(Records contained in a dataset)

┄┄┄┄┄┄┄┄┄┄

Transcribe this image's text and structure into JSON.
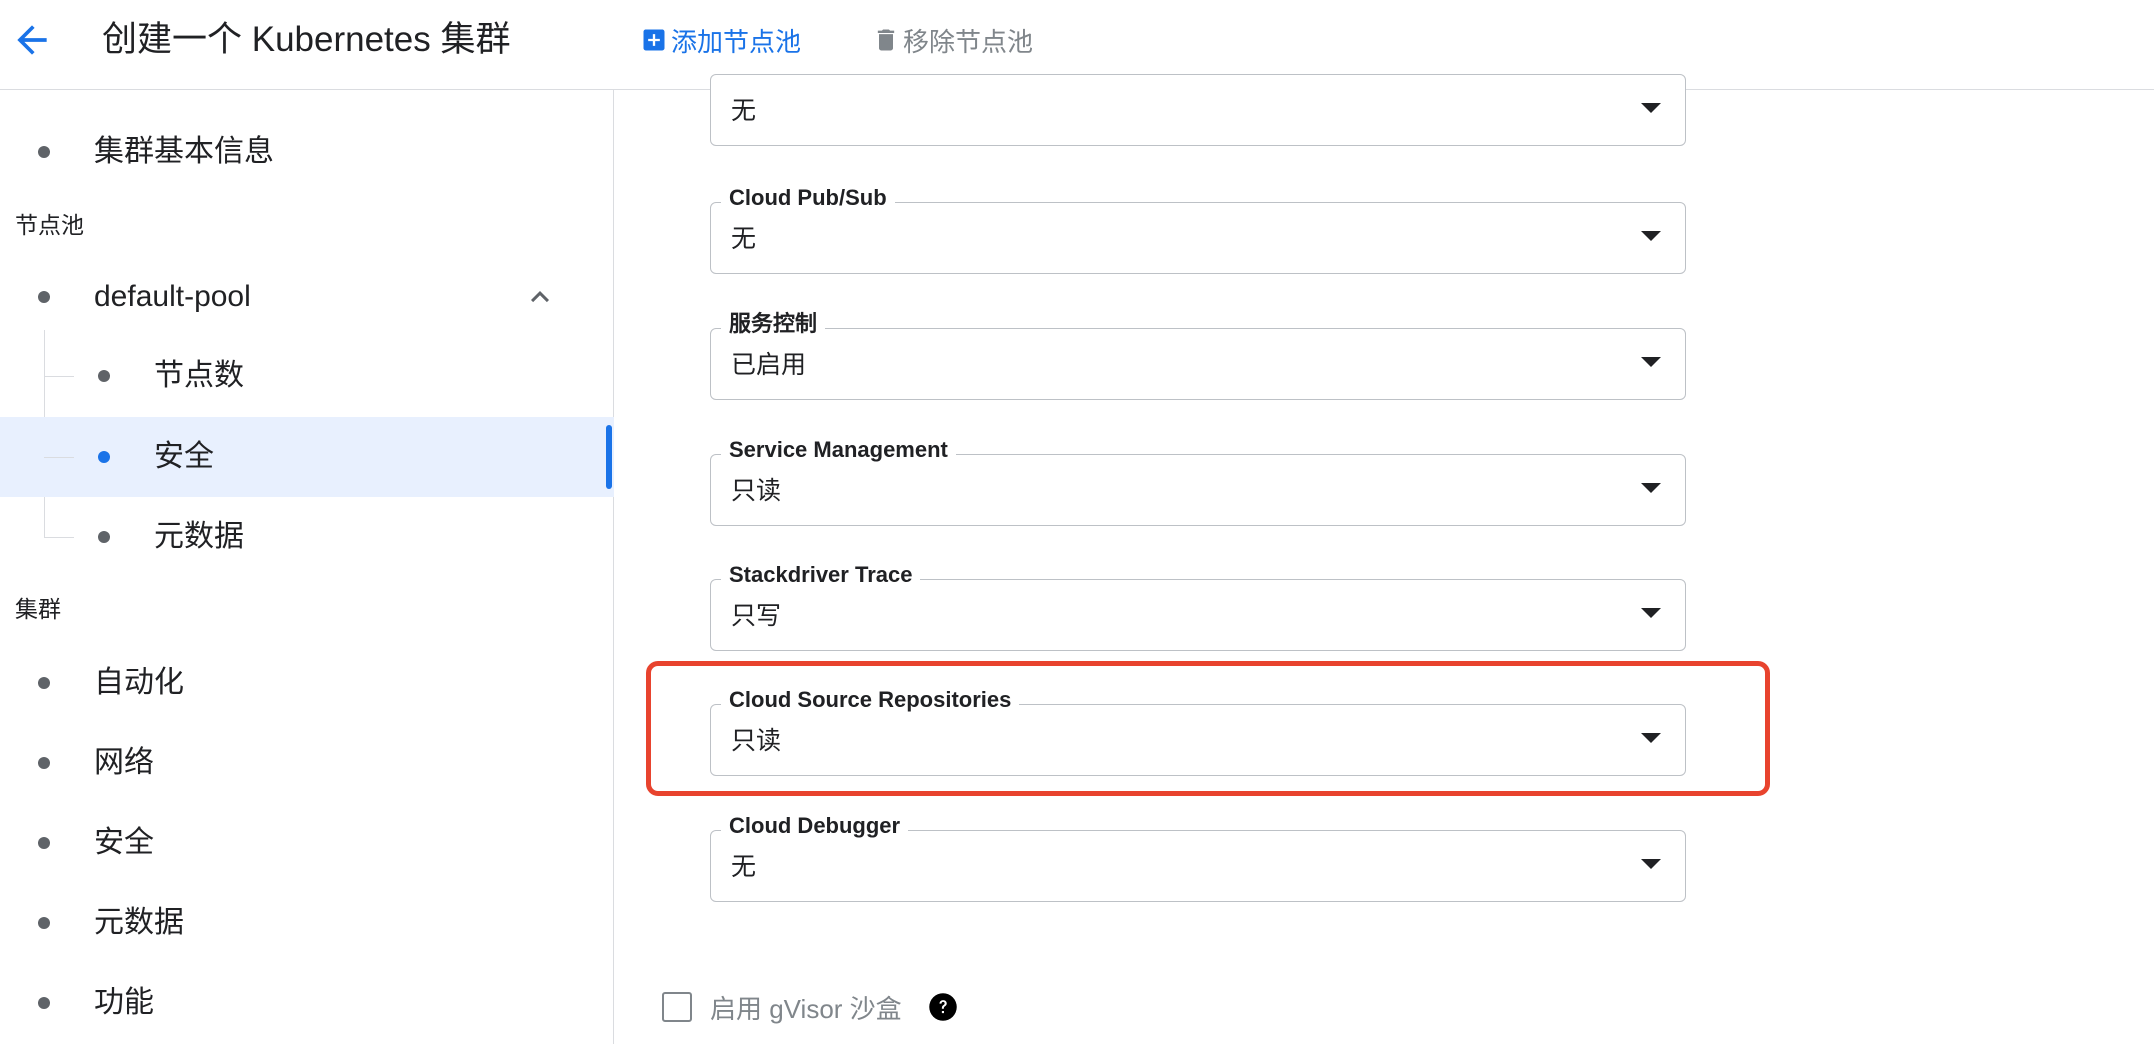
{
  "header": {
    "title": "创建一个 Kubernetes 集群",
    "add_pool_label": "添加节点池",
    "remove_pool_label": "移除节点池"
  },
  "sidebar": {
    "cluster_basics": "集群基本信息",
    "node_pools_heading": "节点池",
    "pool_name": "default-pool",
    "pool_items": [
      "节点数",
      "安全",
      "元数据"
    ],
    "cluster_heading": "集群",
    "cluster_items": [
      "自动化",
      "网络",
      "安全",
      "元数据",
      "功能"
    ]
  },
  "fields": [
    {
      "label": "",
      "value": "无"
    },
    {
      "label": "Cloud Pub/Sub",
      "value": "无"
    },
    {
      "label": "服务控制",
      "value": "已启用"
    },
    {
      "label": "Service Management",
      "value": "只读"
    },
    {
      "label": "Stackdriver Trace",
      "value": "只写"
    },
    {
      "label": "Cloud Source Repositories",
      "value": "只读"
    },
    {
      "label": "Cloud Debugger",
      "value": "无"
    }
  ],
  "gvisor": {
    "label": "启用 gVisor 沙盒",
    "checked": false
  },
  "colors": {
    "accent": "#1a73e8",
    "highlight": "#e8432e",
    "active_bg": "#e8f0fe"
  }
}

┄┄┄┄┄┄┄┄┄┄

DIRECTIONS FOR THIS TASK: Copy out all the data without changing anything, and drop the pictures.

FULL RESPONSE:
Transcribe this image's text and structure into JSON.
{
  "header": {
    "title": "创建一个 Kubernetes 集群",
    "add_pool_label": "添加节点池",
    "remove_pool_label": "移除节点池"
  },
  "sidebar": {
    "cluster_basics": "集群基本信息",
    "node_pools_heading": "节点池",
    "pool_name": "default-pool",
    "pool_items": [
      "节点数",
      "安全",
      "元数据"
    ],
    "cluster_heading": "集群",
    "cluster_items": [
      "自动化",
      "网络",
      "安全",
      "元数据",
      "功能"
    ]
  },
  "fields": [
    {
      "label": "",
      "value": "无"
    },
    {
      "label": "Cloud Pub/Sub",
      "value": "无"
    },
    {
      "label": "服务控制",
      "value": "已启用"
    },
    {
      "label": "Service Management",
      "value": "只读"
    },
    {
      "label": "Stackdriver Trace",
      "value": "只写"
    },
    {
      "label": "Cloud Source Repositories",
      "value": "只读"
    },
    {
      "label": "Cloud Debugger",
      "value": "无"
    }
  ],
  "gvisor": {
    "label": "启用 gVisor 沙盒",
    "checked": false
  },
  "colors": {
    "accent": "#1a73e8",
    "highlight": "#e8432e",
    "active_bg": "#e8f0fe"
  }
}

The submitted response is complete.